GIVEN REQUEST
State how many lines of the records contain the string "εξαρθρήματος", and give no other information.

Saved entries

--- START ---

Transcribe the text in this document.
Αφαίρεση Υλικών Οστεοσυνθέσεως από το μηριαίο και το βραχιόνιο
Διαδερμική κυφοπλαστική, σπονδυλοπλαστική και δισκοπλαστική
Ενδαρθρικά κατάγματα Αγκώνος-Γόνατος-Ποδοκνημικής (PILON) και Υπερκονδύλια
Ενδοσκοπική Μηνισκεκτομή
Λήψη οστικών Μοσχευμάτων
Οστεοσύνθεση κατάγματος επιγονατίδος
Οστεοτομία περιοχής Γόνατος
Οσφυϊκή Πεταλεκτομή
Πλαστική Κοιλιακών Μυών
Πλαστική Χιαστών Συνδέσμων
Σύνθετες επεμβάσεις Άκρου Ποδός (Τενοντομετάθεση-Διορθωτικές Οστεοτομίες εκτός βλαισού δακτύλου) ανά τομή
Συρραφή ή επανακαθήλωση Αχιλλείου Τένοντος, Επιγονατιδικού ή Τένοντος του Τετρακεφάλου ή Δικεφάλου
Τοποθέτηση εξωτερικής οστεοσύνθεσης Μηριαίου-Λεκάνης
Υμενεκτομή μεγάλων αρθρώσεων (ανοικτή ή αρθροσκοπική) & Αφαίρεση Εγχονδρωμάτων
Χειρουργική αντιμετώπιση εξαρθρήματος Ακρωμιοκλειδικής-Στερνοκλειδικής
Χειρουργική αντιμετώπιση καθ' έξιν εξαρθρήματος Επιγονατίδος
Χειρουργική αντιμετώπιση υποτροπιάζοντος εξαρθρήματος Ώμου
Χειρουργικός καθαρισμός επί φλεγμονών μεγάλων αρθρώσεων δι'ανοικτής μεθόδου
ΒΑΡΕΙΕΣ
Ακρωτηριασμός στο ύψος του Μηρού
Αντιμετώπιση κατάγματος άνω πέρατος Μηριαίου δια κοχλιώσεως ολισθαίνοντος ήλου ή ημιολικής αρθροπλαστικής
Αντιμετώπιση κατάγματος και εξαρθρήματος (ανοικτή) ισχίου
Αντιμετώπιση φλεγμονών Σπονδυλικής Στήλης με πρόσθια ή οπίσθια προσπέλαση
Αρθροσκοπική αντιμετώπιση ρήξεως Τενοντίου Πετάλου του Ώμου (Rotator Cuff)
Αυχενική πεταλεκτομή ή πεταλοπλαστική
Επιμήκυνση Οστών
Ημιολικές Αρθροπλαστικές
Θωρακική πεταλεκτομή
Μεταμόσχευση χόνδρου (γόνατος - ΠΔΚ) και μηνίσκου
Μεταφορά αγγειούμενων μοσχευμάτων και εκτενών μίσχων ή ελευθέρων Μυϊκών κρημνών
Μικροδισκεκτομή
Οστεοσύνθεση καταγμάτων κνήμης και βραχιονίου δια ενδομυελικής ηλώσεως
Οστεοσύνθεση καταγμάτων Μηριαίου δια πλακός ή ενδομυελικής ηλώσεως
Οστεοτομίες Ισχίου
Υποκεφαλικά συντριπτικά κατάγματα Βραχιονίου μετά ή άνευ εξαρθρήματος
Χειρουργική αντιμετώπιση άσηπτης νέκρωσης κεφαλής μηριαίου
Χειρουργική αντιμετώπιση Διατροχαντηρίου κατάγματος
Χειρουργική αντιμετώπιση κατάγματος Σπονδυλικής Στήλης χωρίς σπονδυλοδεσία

--- END ---

COMPLETE OUTPUT
5